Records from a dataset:
****************************************

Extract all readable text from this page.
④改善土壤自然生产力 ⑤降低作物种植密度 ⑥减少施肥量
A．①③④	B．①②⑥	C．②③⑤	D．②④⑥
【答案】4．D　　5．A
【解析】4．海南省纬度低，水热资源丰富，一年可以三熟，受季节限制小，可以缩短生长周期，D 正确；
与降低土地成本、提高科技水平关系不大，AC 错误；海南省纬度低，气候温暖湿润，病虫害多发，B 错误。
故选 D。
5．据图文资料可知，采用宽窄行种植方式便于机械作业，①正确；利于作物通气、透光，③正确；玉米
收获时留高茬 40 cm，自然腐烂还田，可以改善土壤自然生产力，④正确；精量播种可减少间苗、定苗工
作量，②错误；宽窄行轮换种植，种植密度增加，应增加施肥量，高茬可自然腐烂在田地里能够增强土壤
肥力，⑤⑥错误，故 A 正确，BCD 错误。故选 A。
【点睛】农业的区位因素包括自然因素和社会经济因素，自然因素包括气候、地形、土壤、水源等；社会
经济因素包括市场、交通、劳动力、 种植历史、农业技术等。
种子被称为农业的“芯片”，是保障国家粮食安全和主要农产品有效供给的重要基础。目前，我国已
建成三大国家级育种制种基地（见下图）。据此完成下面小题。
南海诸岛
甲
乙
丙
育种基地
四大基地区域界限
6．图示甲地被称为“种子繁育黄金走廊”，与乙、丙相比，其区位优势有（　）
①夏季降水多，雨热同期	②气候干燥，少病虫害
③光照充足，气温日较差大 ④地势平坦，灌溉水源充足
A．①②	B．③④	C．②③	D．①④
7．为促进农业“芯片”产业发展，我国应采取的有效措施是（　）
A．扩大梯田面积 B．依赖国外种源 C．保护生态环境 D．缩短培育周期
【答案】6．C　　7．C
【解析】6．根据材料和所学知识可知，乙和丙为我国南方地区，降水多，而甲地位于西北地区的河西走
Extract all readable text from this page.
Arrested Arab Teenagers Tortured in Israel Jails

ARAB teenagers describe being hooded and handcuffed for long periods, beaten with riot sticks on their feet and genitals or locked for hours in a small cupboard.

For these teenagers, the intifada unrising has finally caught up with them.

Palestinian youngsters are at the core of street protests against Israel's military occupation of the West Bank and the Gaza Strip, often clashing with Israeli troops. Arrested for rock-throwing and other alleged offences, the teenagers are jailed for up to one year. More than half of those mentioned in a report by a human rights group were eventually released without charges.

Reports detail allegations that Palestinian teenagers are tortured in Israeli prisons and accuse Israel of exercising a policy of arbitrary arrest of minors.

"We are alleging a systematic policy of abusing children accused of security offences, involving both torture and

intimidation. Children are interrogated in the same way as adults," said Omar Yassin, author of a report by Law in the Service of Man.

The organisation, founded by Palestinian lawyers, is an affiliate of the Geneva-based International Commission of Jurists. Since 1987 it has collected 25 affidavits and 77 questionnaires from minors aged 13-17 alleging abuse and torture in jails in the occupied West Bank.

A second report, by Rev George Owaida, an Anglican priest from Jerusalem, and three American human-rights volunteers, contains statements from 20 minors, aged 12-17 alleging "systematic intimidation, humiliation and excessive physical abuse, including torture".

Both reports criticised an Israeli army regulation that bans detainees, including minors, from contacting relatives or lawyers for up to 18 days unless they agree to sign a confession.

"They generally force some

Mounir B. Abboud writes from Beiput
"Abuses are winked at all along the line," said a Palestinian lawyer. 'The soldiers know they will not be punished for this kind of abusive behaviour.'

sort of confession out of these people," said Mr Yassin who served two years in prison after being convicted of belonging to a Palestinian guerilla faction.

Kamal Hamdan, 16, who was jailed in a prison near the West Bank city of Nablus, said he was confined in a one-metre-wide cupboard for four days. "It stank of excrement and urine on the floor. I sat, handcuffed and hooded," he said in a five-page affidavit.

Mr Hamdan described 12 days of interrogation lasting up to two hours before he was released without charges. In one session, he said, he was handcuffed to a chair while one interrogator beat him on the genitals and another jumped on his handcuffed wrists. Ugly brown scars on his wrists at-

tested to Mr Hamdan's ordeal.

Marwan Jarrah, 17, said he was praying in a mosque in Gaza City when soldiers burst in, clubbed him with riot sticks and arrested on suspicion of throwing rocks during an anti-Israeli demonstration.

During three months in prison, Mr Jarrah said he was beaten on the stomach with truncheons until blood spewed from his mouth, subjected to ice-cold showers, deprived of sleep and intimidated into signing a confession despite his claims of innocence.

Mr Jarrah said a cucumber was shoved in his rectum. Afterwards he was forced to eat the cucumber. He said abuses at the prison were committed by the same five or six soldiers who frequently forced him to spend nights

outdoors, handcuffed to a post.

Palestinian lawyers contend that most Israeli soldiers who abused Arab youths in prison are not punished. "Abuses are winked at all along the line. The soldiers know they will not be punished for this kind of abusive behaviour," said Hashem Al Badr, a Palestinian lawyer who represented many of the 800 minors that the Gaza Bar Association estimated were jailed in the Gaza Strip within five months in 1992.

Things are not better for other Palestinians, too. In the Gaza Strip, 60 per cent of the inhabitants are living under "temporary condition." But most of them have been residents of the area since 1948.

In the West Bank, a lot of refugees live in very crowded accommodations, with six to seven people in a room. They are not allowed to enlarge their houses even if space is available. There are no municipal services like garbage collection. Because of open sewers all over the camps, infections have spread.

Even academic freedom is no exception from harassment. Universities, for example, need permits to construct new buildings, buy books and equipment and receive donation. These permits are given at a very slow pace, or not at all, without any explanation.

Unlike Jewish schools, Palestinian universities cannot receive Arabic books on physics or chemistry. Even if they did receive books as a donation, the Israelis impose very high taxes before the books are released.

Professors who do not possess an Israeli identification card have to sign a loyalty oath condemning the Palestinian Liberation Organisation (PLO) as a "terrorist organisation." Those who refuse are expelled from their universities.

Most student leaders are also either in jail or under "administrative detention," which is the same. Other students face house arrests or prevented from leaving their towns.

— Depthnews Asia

****************************************

EXERCISE:
Write out every entry again exactly, please, with nothing missing.

WRITTEN RESPONSE:
Extract all readable text from this page.
④改善土壤自然生产力 ⑤降低作物种植密度 ⑥减少施肥量
A．①③④	B．①②⑥	C．②③⑤	D．②④⑥
【答案】4．D　　5．A
【解析】4．海南省纬度低，水热资源丰富，一年可以三熟，受季节限制小，可以缩短生长周期，D 正确；
与降低土地成本、提高科技水平关系不大，AC 错误；海南省纬度低，气候温暖湿润，病虫害多发，B 错误。
故选 D。
5．据图文资料可知，采用宽窄行种植方式便于机械作业，①正确；利于作物通气、透光，③正确；玉米
收获时留高茬 40 cm，自然腐烂还田，可以改善土壤自然生产力，④正确；精量播种可减少间苗、定苗工
作量，②错误；宽窄行轮换种植，种植密度增加，应增加施肥量，高茬可自然腐烂在田地里能够增强土壤
肥力，⑤⑥错误，故 A 正确，BCD 错误。故选 A。
【点睛】农业的区位因素包括自然因素和社会经济因素，自然因素包括气候、地形、土壤、水源等；社会
经济因素包括市场、交通、劳动力、 种植历史、农业技术等。
种子被称为农业的“芯片”，是保障国家粮食安全和主要农产品有效供给的重要基础。目前，我国已
建成三大国家级育种制种基地（见下图）。据此完成下面小题。
南海诸岛
甲
乙
丙
育种基地
四大基地区域界限
6．图示甲地被称为“种子繁育黄金走廊”，与乙、丙相比，其区位优势有（　）
①夏季降水多，雨热同期	②气候干燥，少病虫害
③光照充足，气温日较差大 ④地势平坦，灌溉水源充足
A．①②	B．③④	C．②③	D．①④
7．为促进农业“芯片”产业发展，我国应采取的有效措施是（　）
A．扩大梯田面积 B．依赖国外种源 C．保护生态环境 D．缩短培育周期
【答案】6．C　　7．C
【解析】6．根据材料和所学知识可知，乙和丙为我国南方地区，降水多，而甲地位于西北地区的河西走
Extract all readable text from this page.
Arrested Arab Teenagers Tortured in Israel Jails

ARAB teenagers describe being hooded and handcuffed for long periods, beaten with riot sticks on their feet and genitals or locked for hours in a small cupboard.

For these teenagers, the intifada unrising has finally caught up with them.

Palestinian youngsters are at the core of street protests against Israel's military occupation of the West Bank and the Gaza Strip, often clashing with Israeli troops. Arrested for rock-throwing and other alleged offences, the teenagers are jailed for up to one year. More than half of those mentioned in a report by a human rights group were eventually released without charges.

Reports detail allegations that Palestinian teenagers are tortured in Israeli prisons and accuse Israel of exercising a policy of arbitrary arrest of minors.

"We are alleging a systematic policy of abusing children accused of security offences, involving both torture and

intimidation. Children are interrogated in the same way as adults," said Omar Yassin, author of a report by Law in the Service of Man.

The organisation, founded by Palestinian lawyers, is an affiliate of the Geneva-based International Commission of Jurists. Since 1987 it has collected 25 affidavits and 77 questionnaires from minors aged 13-17 alleging abuse and torture in jails in the occupied West Bank.

A second report, by Rev George Owaida, an Anglican priest from Jerusalem, and three American human-rights volunteers, contains statements from 20 minors, aged 12-17 alleging "systematic intimidation, humiliation and excessive physical abuse, including torture".

Both reports criticised an Israeli army regulation that bans detainees, including minors, from contacting relatives or lawyers for up to 18 days unless they agree to sign a confession.

"They generally force some

Mounir B. Abboud writes from Beiput
"Abuses are winked at all along the line," said a Palestinian lawyer. 'The soldiers know they will not be punished for this kind of abusive behaviour.'

sort of confession out of these people," said Mr Yassin who served two years in prison after being convicted of belonging to a Palestinian guerilla faction.

Kamal Hamdan, 16, who was jailed in a prison near the West Bank city of Nablus, said he was confined in a one-metre-wide cupboard for four days. "It stank of excrement and urine on the floor. I sat, handcuffed and hooded," he said in a five-page affidavit.

Mr Hamdan described 12 days of interrogation lasting up to two hours before he was released without charges. In one session, he said, he was handcuffed to a chair while one interrogator beat him on the genitals and another jumped on his handcuffed wrists. Ugly brown scars on his wrists at-

tested to Mr Hamdan's ordeal.

Marwan Jarrah, 17, said he was praying in a mosque in Gaza City when soldiers burst in, clubbed him with riot sticks and arrested on suspicion of throwing rocks during an anti-Israeli demonstration.

During three months in prison, Mr Jarrah said he was beaten on the stomach with truncheons until blood spewed from his mouth, subjected to ice-cold showers, deprived of sleep and intimidated into signing a confession despite his claims of innocence.

Mr Jarrah said a cucumber was shoved in his rectum. Afterwards he was forced to eat the cucumber. He said abuses at the prison were committed by the same five or six soldiers who frequently forced him to spend nights

outdoors, handcuffed to a post.

Palestinian lawyers contend that most Israeli soldiers who abused Arab youths in prison are not punished. "Abuses are winked at all along the line. The soldiers know they will not be punished for this kind of abusive behaviour," said Hashem Al Badr, a Palestinian lawyer who represented many of the 800 minors that the Gaza Bar Association estimated were jailed in the Gaza Strip within five months in 1992.

Things are not better for other Palestinians, too. In the Gaza Strip, 60 per cent of the inhabitants are living under "temporary condition." But most of them have been residents of the area since 1948.

In the West Bank, a lot of refugees live in very crowded accommodations, with six to seven people in a room. They are not allowed to enlarge their houses even if space is available. There are no municipal services like garbage collection. Because of open sewers all over the camps, infections have spread.

Even academic freedom is no exception from harassment. Universities, for example, need permits to construct new buildings, buy books and equipment and receive donation. These permits are given at a very slow pace, or not at all, without any explanation.

Unlike Jewish schools, Palestinian universities cannot receive Arabic books on physics or chemistry. Even if they did receive books as a donation, the Israelis impose very high taxes before the books are released.

Professors who do not possess an Israeli identification card have to sign a loyalty oath condemning the Palestinian Liberation Organisation (PLO) as a "terrorist organisation." Those who refuse are expelled from their universities.

Most student leaders are also either in jail or under "administrative detention," which is the same. Other students face house arrests or prevented from leaving their towns.

— Depthnews Asia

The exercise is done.